=== TRECHO DO TEXTO ===
◆ ◆ ◆

Por Björn Hagemann e Xavier Costantini
Se a década encerrada em 2010 foi marcada pelo forte desempenho da economia brasileira, os números dos últimos anos resultaram na maior recessão da história do país - e só agora os indicadores econômicos passaram a sugerir o início da retomada. Mas voltar a crescer não é o único desafio do Brasil: é preciso tornar essa expansão inclusiva.
Embora as taxas de pobreza tenham recuado quase 70% desde 2004, mais da metade da população total do país ainda se enquadra em segmentos de consumo básico e emergente. Para elevar o padrão de vida dessa população, o país precisa encontrar uma maneira de acelerar o crescimento para além da classe média, continuando a tirar pessoas da pobreza. Estar mais conectado à economia global pode ser uma alternativa. Isso envolveria deslocar o foco da proteção às indústrias locais para o aumento de sua competitividade nos mercados globais - uma mudança que obrigaria as empresas brasileiras a evoluir e eliminar as atuais lacunas de produtividade em todos os setores e entidades.
Em média, a produtividade dos diversos setores econômicos no Brasil corresponde a apenas 23% da dos EUA. Além disso, os setores de maior produtividade (financeiro, mineração, turismo e transporte) concentram uma pequena parcela do total de empregos: 10%, somados. Já aqueles de menor produtividade (agricultura e serviços) detém 30% do total de empregos da economia.
A situação fica ainda mais preocupante se considerarmos a seguinte dinâmica: nos 10 últimos anos, comércio, transporte e mineração eram os únicos setores que superavam os índices nacionais de produtividade e, ao mesmo tempo, ampliavam sua participação no emprego. A ampla maioria dos setores que aumentaram sua taxa de participação na força de trabalho apresentaram índices de aumento da produtividade abaixo da média. Alguns dos poucos setores com crescimento mais forte da produtividade viram diminuir sua participação no emprego - é o caso da agricultura e de outros serviços.
Endereçar a lacuna da produtividade passa a ser um imperativo em um contexto onde a queda das taxas de fertilidade restringe o crescimento puxado pelo emprego, que explicou quase 80% do avanço do PIB nos últimos 15 anos. As evidências mostram que as empresas de exportação têm níveis mais elevados de produtividade, e seus trabalhadores também têm níveis mais altos de renda. A digitalização pode exercer um importante papel para ajudar empresas locais a se conectar com o mundo, já que plataformas online facilitam o acesso aos mercados globais, sobretudo para PMEs. Esse fato é de particular relevância para um país como o Brasil, onde quase 90% das empresas estão nessa categoria.
O setor de manufatura ilustra bem as oportunidades e desafios enfrentados pela economia brasileira. Com pouco mais de 11% da força de trabalho, tem uma performance melhor do que se esperaria em termos de contribuição às exportações e participação nos gastos de P&D do setor privado. Contudo, esse potencial não se traduziu em fortes ganhos de produtividade que resultassem em empregos de maior qualidade. Para se ter uma ideia, o índice corresponde a apenas 16% da dos EUA, atrás, inclusive, da baixa produtividade média do país.

◆ ◆ ◆

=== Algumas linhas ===
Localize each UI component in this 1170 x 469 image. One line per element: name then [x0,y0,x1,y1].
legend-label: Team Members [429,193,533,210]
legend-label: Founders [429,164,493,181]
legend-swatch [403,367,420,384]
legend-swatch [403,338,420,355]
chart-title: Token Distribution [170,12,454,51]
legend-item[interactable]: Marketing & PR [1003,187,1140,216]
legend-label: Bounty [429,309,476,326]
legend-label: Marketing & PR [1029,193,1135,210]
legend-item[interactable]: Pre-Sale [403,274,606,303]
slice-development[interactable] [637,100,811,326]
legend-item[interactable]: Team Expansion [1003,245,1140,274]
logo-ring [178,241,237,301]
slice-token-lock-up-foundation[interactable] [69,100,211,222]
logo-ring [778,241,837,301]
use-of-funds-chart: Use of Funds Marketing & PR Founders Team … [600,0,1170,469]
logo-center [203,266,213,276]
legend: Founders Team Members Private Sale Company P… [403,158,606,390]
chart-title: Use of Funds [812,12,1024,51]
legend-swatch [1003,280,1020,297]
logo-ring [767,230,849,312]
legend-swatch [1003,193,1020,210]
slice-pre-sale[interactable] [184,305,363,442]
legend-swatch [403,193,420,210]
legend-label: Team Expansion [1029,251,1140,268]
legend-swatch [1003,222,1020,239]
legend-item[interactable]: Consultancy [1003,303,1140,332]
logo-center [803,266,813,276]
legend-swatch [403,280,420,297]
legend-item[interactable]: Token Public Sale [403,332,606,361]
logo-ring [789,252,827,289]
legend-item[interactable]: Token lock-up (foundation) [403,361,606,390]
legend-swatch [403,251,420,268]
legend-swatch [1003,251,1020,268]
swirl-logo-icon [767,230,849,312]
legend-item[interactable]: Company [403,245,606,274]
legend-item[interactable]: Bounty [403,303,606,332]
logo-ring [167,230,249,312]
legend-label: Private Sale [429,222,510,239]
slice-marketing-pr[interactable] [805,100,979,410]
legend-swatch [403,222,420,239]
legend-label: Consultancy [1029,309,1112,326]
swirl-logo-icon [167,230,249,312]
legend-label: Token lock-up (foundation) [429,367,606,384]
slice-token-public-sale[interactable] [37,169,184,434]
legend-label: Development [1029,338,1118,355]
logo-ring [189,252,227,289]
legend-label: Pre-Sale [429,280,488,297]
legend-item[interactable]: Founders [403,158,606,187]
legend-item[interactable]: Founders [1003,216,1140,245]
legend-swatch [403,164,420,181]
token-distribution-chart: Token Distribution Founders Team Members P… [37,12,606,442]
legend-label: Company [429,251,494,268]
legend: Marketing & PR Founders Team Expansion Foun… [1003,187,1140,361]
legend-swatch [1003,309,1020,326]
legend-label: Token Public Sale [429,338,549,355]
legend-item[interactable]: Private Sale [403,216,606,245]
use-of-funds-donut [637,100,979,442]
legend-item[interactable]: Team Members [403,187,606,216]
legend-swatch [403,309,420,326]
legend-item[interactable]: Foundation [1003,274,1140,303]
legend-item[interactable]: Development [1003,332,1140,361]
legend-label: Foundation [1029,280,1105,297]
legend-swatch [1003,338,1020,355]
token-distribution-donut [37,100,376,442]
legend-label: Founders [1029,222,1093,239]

◆ ◆ ◆

=== REQUISITOS DAS TAREFAS ===
1. Responda, com base no texto sobre a produtividade no Brasil:
(a) A quanto corresponde, em média, a produtividade dos setores econômicos brasileiros em relação à dos EUA?
(b) Que parcela do avanço do PIB nos últimos 15 anos foi explicada pelo crescimento puxado pelo emprego?
(c) Que fatia da força de trabalho está no setor de manufatura?
2. Dê continuidade ao texto sobre a produtividade no Brasil, escrevendo o trecho que viria logo após o último parágrafo apresentado.
As linhas não são necessárias para resolver as tarefas.

=== RESULTADOS OBTIDOS ===
1.
(a) Apenas 23% da produtividade dos EUA.
(b) Quase 80%.
(c) Pouco mais de 11%.

2.
A manufatura também apresenta muitas disparidades de aumento da produtividade entre setores, portes de empresas e níveis de capacitação dos trabalhadores. Mas pode ajudar o Brasil a intensificar o IED (Investimento Estrangeiro Direto) e ampliar o acesso ao financiamento global, por exemplo, ao atrair multinacionais.
As empresas estrangeiras já têm uma presença excepcional no Brasil. Elas podem ser importantes catalisadoras do aumento da produtividade e da expansão global de seus fornecedores locais. Executivos tendem a preferir mudar-se para locais em que as multinacionais já estão presentes e, com melhor infraestrutura e ambiente de negócios, o Brasil pode aproveitar sua base atual para atrair outras empresas competitivas de manufatura e serviços. O país precisa, contudo, reavaliar sua abordagem para concretizar os benefícios que as multinacionais podem proporcionar.
Como ilustra o exemplo da indústria automotiva, a proteção representada por altas tarifas às importações elevou os preços internos sem tornar a produção local (mesmo a de multinacionais) competitiva em termos globais. As lições que extraímos do setor agrícola indicam que o Brasil pode se tornar uma base de produção mais bem-sucedida para as multinacionais se investir em expertise e P&D locais, utilizando as pressões competitivas dos mercados globais para estimular a produtividade.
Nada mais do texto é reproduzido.